» **Task material**:
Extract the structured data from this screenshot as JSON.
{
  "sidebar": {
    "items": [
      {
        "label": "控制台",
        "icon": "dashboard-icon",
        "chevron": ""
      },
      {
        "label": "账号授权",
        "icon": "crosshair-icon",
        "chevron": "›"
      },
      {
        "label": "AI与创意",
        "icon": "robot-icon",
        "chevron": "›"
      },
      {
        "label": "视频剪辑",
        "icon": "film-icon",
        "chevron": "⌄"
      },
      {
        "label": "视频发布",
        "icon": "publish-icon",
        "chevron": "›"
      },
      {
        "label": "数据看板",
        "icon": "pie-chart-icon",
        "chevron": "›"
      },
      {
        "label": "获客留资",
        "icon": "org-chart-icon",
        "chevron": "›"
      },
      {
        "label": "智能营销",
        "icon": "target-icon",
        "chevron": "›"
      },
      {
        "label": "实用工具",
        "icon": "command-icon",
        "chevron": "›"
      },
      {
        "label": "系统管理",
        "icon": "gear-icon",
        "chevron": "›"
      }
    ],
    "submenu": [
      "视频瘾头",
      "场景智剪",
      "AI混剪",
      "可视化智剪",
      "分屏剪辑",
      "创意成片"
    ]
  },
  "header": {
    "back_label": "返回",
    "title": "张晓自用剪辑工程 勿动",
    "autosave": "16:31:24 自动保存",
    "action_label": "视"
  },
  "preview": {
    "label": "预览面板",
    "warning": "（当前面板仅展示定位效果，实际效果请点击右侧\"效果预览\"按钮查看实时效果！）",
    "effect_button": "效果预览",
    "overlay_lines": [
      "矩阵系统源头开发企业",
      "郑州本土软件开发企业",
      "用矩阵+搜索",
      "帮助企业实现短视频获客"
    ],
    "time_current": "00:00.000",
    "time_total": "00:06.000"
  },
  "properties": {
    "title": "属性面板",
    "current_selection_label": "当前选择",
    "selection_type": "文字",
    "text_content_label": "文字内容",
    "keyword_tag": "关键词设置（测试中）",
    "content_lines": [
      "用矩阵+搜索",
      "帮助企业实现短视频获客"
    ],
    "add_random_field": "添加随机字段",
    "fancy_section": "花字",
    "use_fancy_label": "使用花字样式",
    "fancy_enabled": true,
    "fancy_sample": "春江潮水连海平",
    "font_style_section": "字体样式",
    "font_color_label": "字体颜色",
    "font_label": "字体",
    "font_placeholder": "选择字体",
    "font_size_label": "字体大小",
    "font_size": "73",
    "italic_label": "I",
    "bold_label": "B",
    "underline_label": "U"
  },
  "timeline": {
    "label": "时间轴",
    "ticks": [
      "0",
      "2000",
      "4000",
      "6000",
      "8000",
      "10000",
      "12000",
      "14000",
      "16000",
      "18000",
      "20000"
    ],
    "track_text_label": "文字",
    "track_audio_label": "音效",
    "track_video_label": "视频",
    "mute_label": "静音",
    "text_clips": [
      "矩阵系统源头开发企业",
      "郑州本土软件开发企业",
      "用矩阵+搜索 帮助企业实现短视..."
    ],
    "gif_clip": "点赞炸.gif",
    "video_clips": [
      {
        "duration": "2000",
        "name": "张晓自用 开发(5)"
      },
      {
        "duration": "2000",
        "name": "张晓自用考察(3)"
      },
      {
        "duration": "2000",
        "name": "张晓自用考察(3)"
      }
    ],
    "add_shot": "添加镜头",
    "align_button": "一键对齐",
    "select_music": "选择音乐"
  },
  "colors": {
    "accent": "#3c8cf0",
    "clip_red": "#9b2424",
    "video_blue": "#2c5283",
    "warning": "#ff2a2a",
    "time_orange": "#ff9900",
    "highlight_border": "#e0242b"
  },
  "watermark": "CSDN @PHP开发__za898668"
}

» **Requirement**: Determine how many lines of the material include the string "icon". Output only that count.

» **Exercise answer**: 10